■ **Exercise task**
Every record must appear in your copy exactly as written, with no pictures.

[BEGIN]

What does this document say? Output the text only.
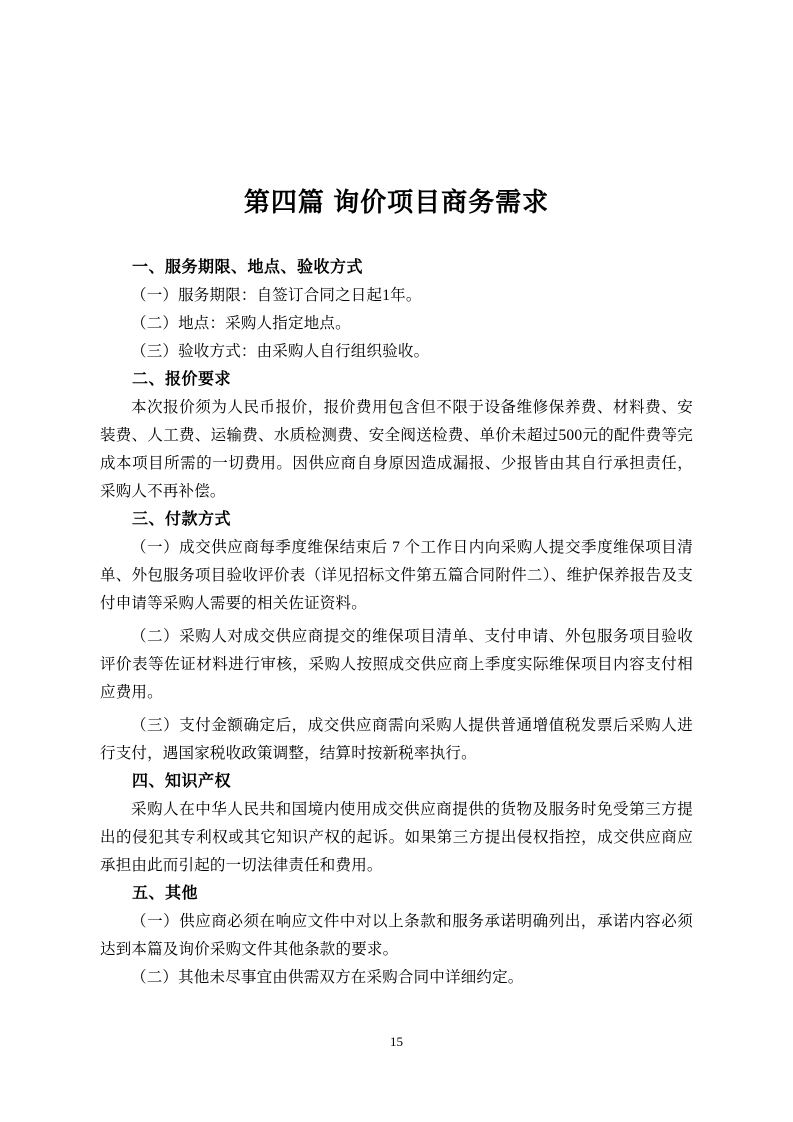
第四篇 询价项目商务需求
一、服务期限、地点、验收方式

（一）服务期限：自签订合同之日起1年。

（二）地点：采购人指定地点。

（三）验收方式：由采购人自行组织验收。

二、报价要求

本次报价须为人民币报价，报价费用包含但不限于设备维修保养费、材料费、安装费、人工费、运输费、水质检测费、安全阀送检费、单价未超过500元的配件费等完成本项目所需的一切费用。因供应商自身原因造成漏报、少报皆由其自行承担责任，采购人不再补偿。

三、付款方式

（一）成交供应商每季度维保结束后 7 个工作日内向采购人提交季度维保项目清单、外包服务项目验收评价表（详见招标文件第五篇合同附件二）、维护保养报告及支付申请等采购人需要的相关佐证资料。

（二）采购人对成交供应商提交的维保项目清单、支付申请、外包服务项目验收评价表等佐证材料进行审核，采购人按照成交供应商上季度实际维保项目内容支付相应费用。

（三）支付金额确定后，成交供应商需向采购人提供普通增值税发票后采购人进行支付，遇国家税收政策调整，结算时按新税率执行。

四、知识产权

采购人在中华人民共和国境内使用成交供应商提供的货物及服务时免受第三方提出的侵犯其专利权或其它知识产权的起诉。如果第三方提出侵权指控，成交供应商应承担由此而引起的一切法律责任和费用。

五、其他

（一）供应商必须在响应文件中对以上条款和服务承诺明确列出，承诺内容必须达到本篇及询价采购文件其他条款的要求。

（二）其他未尽事宜由供需双方在采购合同中详细约定。

15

[END]

■ **Written solution**
What does this document say? Output the text only.
第四篇 询价项目商务需求
一、服务期限、地点、验收方式

（一）服务期限：自签订合同之日起1年。

（二）地点：采购人指定地点。

（三）验收方式：由采购人自行组织验收。

二、报价要求

本次报价须为人民币报价，报价费用包含但不限于设备维修保养费、材料费、安装费、人工费、运输费、水质检测费、安全阀送检费、单价未超过500元的配件费等完成本项目所需的一切费用。因供应商自身原因造成漏报、少报皆由其自行承担责任，采购人不再补偿。

三、付款方式

（一）成交供应商每季度维保结束后 7 个工作日内向采购人提交季度维保项目清单、外包服务项目验收评价表（详见招标文件第五篇合同附件二）、维护保养报告及支付申请等采购人需要的相关佐证资料。

（二）采购人对成交供应商提交的维保项目清单、支付申请、外包服务项目验收评价表等佐证材料进行审核，采购人按照成交供应商上季度实际维保项目内容支付相应费用。

（三）支付金额确定后，成交供应商需向采购人提供普通增值税发票后采购人进行支付，遇国家税收政策调整，结算时按新税率执行。

四、知识产权

采购人在中华人民共和国境内使用成交供应商提供的货物及服务时免受第三方提出的侵犯其专利权或其它知识产权的起诉。如果第三方提出侵权指控，成交供应商应承担由此而引起的一切法律责任和费用。

五、其他

（一）供应商必须在响应文件中对以上条款和服务承诺明确列出，承诺内容必须达到本篇及询价采购文件其他条款的要求。

（二）其他未尽事宜由供需双方在采购合同中详细约定。

15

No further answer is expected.